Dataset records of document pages
------------------------------------------------
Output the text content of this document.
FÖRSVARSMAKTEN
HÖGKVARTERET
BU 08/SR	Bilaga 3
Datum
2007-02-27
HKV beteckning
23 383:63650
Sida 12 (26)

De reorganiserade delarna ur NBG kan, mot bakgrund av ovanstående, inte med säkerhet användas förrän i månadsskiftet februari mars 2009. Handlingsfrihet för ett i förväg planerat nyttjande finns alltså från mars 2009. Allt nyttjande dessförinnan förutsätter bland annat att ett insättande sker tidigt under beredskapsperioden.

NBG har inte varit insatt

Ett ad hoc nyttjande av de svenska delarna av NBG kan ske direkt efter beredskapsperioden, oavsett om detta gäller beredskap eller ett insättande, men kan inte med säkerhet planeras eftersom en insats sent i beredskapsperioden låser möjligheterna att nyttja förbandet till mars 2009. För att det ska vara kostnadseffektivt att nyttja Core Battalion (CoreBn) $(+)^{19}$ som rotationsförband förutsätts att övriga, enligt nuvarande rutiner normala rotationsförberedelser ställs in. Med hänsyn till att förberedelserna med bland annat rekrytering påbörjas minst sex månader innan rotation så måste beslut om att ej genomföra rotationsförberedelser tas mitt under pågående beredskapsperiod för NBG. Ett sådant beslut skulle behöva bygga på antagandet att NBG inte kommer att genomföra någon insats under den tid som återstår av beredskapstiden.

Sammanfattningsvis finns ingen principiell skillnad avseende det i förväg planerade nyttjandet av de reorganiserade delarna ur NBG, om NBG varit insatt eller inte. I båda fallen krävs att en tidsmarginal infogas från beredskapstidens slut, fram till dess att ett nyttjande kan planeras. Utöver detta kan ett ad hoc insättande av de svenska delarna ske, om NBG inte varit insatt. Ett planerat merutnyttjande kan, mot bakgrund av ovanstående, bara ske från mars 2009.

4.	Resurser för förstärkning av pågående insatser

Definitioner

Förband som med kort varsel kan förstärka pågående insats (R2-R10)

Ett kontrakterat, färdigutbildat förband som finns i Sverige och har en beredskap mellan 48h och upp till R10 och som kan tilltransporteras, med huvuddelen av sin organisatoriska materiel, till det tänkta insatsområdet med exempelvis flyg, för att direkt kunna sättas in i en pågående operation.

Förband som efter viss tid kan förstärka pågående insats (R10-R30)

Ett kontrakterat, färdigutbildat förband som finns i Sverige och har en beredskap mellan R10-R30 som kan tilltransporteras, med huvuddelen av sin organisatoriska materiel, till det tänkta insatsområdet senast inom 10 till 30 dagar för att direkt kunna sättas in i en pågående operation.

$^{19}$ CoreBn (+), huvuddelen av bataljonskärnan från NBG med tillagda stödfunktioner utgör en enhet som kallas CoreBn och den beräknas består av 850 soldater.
------------------------------------------------
#### Your objective
Wherever the word "planerat" turns up in the records, copy out the line it is on.

#### Expected answer
De reorganiserade delarna ur NBG kan, mot bakgrund av ovanstående, inte med säkerhet användas förrän i månadsskiftet februari mars 2009. Handlingsfrihet för ett i förväg planerat nyttjande finns alltså från mars 2009. Allt nyttjande dessförinnan förutsätter bland annat att ett insättande sker tidigt under beredskapsperioden.
Sammanfattningsvis finns ingen principiell skillnad avseende det i förväg planerade nyttjandet av de reorganiserade delarna ur NBG, om NBG varit insatt eller inte. I båda fallen krävs att en tidsmarginal infogas från beredskapstidens slut, fram till dess att ett nyttjande kan planeras. Utöver detta kan ett ad hoc insättande av de svenska delarna ske, om NBG inte varit insatt. Ett planerat merutnyttjande kan, mot bakgrund av ovanstående, bara ske från mars 2009.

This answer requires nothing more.